List each line of the data that holds the string "this", please.

══ Data records

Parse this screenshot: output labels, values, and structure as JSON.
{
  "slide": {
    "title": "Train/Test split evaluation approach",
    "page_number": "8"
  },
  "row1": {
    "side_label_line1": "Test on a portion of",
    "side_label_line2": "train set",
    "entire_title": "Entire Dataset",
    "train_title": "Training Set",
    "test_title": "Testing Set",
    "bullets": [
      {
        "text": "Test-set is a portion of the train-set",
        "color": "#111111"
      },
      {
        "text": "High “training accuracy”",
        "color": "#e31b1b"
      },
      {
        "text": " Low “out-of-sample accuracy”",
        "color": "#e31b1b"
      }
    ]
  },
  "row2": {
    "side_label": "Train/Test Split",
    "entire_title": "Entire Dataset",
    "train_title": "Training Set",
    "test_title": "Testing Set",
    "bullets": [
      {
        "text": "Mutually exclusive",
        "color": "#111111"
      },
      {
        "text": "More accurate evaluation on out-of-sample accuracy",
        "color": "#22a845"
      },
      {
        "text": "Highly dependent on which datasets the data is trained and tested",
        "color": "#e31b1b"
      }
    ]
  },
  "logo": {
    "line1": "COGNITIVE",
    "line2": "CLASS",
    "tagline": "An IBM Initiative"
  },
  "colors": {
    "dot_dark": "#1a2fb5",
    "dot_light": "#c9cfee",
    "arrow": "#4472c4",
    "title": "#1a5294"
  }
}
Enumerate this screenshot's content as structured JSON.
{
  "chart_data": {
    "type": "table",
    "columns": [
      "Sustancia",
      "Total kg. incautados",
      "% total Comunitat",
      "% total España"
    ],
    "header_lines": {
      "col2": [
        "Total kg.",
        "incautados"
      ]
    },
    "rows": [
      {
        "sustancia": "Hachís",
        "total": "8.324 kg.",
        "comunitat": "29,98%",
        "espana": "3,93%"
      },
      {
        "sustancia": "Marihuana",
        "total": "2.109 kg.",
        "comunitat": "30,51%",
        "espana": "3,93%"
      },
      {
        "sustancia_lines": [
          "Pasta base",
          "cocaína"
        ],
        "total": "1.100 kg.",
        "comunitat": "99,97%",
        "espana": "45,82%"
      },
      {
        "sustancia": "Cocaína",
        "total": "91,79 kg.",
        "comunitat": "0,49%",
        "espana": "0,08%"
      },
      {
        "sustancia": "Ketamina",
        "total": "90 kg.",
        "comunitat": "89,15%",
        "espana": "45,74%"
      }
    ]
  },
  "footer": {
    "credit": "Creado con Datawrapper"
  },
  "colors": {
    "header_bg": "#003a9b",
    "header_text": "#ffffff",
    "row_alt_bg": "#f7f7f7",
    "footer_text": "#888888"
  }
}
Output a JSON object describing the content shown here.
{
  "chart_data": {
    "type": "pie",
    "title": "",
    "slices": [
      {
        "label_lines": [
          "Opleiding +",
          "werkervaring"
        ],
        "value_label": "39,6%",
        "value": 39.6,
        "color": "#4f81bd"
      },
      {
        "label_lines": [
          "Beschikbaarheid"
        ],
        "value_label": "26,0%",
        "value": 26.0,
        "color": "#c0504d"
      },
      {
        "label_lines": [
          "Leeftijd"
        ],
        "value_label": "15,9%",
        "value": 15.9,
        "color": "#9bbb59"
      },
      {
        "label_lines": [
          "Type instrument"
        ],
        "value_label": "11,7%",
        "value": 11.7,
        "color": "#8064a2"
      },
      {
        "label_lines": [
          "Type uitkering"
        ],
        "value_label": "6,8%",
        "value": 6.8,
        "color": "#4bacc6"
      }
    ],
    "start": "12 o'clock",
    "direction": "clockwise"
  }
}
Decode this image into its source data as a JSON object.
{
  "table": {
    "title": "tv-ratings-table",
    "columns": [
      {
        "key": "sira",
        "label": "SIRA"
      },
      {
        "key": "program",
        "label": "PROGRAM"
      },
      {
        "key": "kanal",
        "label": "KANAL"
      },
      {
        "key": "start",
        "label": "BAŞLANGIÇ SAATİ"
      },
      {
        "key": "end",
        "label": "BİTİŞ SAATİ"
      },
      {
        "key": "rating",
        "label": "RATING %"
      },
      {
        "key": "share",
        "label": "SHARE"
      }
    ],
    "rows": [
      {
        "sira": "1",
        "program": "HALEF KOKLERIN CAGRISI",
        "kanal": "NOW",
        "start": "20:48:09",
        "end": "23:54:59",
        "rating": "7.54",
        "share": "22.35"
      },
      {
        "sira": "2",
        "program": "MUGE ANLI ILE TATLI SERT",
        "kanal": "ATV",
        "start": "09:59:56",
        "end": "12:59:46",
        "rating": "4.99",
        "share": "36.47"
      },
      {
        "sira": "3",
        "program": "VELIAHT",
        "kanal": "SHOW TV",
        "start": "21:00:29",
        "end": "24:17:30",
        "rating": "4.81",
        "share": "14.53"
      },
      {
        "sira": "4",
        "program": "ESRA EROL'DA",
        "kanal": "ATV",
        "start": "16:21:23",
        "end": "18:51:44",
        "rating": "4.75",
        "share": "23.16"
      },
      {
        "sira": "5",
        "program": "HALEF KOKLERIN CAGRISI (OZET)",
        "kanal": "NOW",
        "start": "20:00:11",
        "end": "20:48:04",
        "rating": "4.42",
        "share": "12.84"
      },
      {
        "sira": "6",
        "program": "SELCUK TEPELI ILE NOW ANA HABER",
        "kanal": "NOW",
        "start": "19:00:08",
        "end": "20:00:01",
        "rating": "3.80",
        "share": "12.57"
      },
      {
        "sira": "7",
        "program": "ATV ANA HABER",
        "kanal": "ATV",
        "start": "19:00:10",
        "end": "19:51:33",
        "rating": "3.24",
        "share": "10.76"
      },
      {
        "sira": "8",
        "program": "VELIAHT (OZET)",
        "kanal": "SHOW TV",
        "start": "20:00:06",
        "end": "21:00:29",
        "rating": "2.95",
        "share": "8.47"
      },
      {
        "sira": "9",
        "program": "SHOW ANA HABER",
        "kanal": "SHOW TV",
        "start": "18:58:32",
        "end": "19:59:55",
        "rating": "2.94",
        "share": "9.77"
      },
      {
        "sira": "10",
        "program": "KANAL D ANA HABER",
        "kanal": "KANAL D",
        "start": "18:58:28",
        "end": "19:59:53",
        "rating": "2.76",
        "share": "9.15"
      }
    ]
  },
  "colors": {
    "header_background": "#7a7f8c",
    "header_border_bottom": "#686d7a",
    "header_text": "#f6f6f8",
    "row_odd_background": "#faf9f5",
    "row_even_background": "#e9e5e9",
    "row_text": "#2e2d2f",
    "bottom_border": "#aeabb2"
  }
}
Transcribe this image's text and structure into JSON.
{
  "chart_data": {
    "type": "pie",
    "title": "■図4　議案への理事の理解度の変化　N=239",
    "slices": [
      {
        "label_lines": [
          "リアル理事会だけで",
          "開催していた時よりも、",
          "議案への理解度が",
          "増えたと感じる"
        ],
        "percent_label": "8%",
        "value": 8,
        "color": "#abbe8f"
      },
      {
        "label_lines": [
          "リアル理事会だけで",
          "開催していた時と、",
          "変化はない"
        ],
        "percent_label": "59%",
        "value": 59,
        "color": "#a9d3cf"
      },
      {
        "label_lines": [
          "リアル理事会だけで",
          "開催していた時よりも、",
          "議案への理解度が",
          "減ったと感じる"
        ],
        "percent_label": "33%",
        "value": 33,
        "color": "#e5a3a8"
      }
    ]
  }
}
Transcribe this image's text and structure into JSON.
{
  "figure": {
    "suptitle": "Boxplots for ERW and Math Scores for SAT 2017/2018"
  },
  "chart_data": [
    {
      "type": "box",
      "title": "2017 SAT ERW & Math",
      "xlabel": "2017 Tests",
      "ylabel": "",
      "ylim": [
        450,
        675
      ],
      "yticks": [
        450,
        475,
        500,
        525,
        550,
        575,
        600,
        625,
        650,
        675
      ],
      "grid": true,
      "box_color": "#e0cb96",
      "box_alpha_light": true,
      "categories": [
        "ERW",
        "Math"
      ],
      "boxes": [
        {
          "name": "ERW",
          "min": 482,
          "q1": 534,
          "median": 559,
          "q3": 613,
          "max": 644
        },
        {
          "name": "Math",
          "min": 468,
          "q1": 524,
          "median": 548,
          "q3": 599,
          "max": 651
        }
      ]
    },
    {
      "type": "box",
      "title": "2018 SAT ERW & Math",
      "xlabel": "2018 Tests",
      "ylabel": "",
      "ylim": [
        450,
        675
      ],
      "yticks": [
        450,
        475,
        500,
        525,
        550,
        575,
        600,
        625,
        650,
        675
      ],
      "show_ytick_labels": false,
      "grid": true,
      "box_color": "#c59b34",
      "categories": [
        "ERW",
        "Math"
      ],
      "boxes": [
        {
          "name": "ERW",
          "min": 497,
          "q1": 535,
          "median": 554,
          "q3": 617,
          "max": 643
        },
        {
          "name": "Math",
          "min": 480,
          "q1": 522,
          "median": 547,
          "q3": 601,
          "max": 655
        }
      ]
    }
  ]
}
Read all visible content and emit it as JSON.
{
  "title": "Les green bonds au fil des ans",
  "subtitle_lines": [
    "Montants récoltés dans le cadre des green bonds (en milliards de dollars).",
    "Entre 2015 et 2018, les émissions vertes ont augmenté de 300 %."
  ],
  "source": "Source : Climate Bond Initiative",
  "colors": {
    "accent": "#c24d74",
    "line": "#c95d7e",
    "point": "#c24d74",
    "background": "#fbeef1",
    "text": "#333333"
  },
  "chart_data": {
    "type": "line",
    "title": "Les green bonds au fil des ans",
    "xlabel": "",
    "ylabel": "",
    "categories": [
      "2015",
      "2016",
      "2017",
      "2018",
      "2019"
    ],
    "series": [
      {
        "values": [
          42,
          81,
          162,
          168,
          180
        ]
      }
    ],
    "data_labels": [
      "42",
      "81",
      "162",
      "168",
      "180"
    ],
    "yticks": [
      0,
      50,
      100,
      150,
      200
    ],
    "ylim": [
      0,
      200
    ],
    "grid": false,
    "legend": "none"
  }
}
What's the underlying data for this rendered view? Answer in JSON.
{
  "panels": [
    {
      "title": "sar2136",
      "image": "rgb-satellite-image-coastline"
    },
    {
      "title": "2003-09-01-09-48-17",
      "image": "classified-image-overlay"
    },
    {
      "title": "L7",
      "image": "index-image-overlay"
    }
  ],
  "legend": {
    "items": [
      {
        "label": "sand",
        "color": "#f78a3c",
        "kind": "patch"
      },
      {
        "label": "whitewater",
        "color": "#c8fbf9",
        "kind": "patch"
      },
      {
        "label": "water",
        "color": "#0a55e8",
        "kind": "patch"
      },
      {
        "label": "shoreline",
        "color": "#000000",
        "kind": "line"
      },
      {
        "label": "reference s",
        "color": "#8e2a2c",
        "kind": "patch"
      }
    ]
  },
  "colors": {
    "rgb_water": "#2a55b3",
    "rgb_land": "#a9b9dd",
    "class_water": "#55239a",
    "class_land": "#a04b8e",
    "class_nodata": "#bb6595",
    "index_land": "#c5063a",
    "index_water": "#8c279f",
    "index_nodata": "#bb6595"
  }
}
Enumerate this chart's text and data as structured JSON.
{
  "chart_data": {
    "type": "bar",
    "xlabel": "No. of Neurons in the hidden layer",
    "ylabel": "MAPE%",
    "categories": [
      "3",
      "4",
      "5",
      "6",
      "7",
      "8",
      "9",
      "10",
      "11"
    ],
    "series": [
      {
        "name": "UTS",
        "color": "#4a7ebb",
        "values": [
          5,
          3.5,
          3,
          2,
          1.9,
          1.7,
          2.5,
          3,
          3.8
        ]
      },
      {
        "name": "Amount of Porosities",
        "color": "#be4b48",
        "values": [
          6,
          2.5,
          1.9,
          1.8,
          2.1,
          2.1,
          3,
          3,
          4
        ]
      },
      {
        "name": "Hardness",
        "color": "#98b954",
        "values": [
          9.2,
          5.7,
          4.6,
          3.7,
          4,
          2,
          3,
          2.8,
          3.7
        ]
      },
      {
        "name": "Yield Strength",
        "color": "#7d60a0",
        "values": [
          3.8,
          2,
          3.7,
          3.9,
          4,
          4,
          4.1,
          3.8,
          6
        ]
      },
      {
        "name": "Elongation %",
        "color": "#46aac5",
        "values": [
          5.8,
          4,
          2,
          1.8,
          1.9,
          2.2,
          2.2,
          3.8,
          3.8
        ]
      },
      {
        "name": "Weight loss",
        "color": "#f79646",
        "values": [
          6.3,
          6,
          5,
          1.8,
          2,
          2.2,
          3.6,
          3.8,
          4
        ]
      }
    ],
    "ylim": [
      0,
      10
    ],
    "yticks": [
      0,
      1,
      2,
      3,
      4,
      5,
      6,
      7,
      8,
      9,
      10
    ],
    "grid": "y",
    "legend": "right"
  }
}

════

=== Solved problem ===
Parse this screenshot: output labels, values, and structure as JSON.
Enumerate this screenshot's content as structured JSON.
Decode this image into its source data as a JSON object.
Transcribe this image's text and structure into JSON.
Transcribe this image's text and structure into JSON.
What's the underlying data for this rendered view? Answer in JSON.
Enumerate this chart's text and data as structured JSON.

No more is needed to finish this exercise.